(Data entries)
____

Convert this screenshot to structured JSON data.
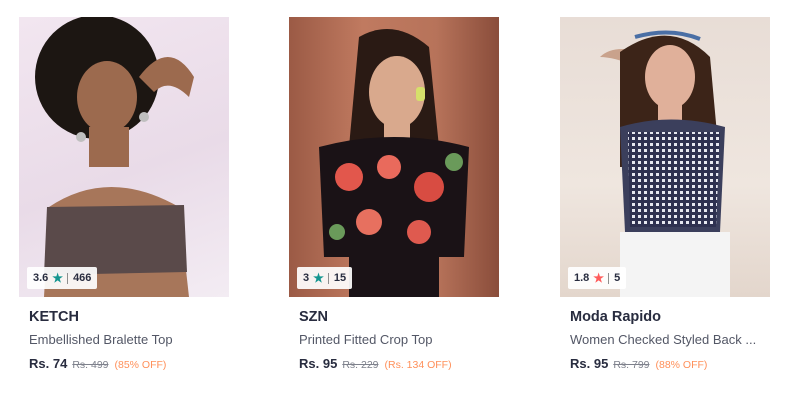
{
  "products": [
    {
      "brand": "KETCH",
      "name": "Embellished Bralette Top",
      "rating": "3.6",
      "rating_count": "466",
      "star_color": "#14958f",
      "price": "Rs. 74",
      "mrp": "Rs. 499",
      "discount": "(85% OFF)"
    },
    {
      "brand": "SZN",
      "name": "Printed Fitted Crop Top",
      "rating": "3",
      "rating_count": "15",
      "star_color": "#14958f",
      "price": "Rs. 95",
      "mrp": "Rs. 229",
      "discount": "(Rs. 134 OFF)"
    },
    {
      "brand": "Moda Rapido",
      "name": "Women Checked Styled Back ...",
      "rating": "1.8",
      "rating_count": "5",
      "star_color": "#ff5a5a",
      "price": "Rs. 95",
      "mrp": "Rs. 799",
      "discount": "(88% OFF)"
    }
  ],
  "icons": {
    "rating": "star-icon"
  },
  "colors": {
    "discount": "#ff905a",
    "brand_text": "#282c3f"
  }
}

____

#### [The exercise]
Give only the number of lines in the entries above that contain the string "name".

#### [Answer for this exercise]
3